# PREGUNTAS DE ESTUDIO
- A) Enumera los actos cotidianos que, según el texto sobre la pandemia, habría sido un sinsentido reivindicar en tiempos normales.
- B) Indica si cada afirmación concuerda con el texto sobre la pandemia y cita las palabras que lo deciden: (i) Las muertes y las noticias sobre las residencias de mayores apenas afectaban a los autores. (ii) En la vida tras el espejo no importaría arriesgarse a enfermar por un abrazo. (iii) Los actos más cotidianos se revelaron como objetos de añoranza.
- C) Prolonga el texto sobre la pandemia a partir de su última frase.

# TEXTO DE LECTURA
Cada muerte, cada noticia de las trágicas condiciones de vida en muchas residencias de mayores, nos afectaba hasta la médula. Nos situaba ante un espejo que traspasábamos para aventurarnos en un mundo más cruel y tenebroso. En ese ultramundo éramos nosotros los que no podíamos despedirnos de nuestra madre o de nuestro hermano separados por el miedo al contagio, por el temor corrosivo de perder en el intento de abrazarlos por última vez o de escuchar sus últimas palabras nuestra propia vida. Un abrazo a costa del riesgo a enfermar o morir, sin embargo, no nos importaría en esa vida tras el espejo.



Los actos más cotidianos, rutinarios, aquellos que no obedecen a orden alguna, que funcionan de modo autónomo e independiente al resto de atenciones u observaciones que hacemos de un modo intencionado, se revelaron como objetos de añoranza y tal vez de deseo. Reivindicar el paseo o hacer la compra, tomar un café con amigos o llevar a la hija al colegio hubiera sido un sinsentido en tiempos también normales (ah, la nueva normalidad…), pero encerrados en nuestras casas ahora constituían el sentido de la vida, aquello que no deberíamos perder nunca, todo lo que pasada la  oscuridad de la pandemia se tornaría como lo verdaderamente importante: nada como ese café acompañado, el paseo tranquilo hasta el colegio, salir y entrar a la casa sin más horario que el de la costumbre.

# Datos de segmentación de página
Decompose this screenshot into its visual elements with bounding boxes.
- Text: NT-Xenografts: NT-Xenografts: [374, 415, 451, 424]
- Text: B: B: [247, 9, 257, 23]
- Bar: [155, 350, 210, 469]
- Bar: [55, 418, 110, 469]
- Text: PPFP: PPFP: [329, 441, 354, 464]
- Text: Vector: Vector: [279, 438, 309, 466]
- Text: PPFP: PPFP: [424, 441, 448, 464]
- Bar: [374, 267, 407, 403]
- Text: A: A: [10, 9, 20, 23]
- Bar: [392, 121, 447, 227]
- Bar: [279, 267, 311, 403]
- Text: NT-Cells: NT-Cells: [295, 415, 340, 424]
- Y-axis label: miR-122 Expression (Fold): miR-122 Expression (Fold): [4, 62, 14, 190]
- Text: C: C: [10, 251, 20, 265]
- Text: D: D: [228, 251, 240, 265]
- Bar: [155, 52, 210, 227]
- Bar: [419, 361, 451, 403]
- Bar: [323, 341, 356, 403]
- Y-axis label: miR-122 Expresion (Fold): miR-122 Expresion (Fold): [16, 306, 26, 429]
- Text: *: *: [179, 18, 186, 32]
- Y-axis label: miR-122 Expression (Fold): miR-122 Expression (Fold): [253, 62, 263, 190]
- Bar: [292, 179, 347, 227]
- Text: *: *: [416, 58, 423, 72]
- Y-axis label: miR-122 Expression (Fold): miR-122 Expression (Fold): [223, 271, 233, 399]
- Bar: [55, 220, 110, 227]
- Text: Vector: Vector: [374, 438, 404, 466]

# RESPUESTAS DEL EJERCICIO
- A)
- el paseo
- hacer la compra
- tomar un café con amigos
- llevar a la hija al colegio

- B)
(i) No: "nos afectaba hasta la médula".
(ii) Sí: "Un abrazo a costa del riesgo a enfermar o morir, sin embargo, no nos importaría en esa vida tras el espejo".
(iii) Sí: "se revelaron como objetos de añoranza y tal vez de deseo".

- C)
Ya nadie habla de ese año. Se nos ha olvidado que estuvimos aterrados por un mal desconocido hasta entonces. El recuento de muertes ya no abre los telediarios. Son otras la muertes y otros los males. Tampoco se pronuncia nadie sobre lo realmente importante en nuestras vidas ni sobre lo accesorio. Aquellos buenos propósitos de enmienda han sido borrados sin necesidad de decreto alguno que los anule, simplemente los hemos olvidado.

Seguimos envenenando el aire como antes, continuamos explotando los recursos, escasos recursos, acuíferos o vegetales como antes, más si la demanda lo exige, permitimos que los poderosos con sus grandes fortunas, inmensas riquezas, dominen y ordenen la economía y nuestras vidas. La educación pública es maltratada por muchos gobiernos. Se favorece, por contra, el desarrollo de la privada y se deja en manos de esta la formación de las élites futuras. No hay médicos suficientes, ni tampoco centros hospitalarios en la red pública en nuestra tierra, en un país que es suficientemente rico para invertir en su modernización y mejora y capaz de hacerlo si hay voluntad política. Las medidas de protección dictadas para favorecer las rentas más pobres no llegan a esas familias necesitadas. El mismo gobierno que desarrolló una sólida red, negociada con los sectores implicados, para que las empresas y los trabajadores no padecieran el rigor de la crisis sobre sus espaldas no es ágil ni exhibe el celo necesario para pasar de la palabra escrita al pan de cada día. Los propósitos de enmienda se han colado por los sumideros del olvido y el despropósito.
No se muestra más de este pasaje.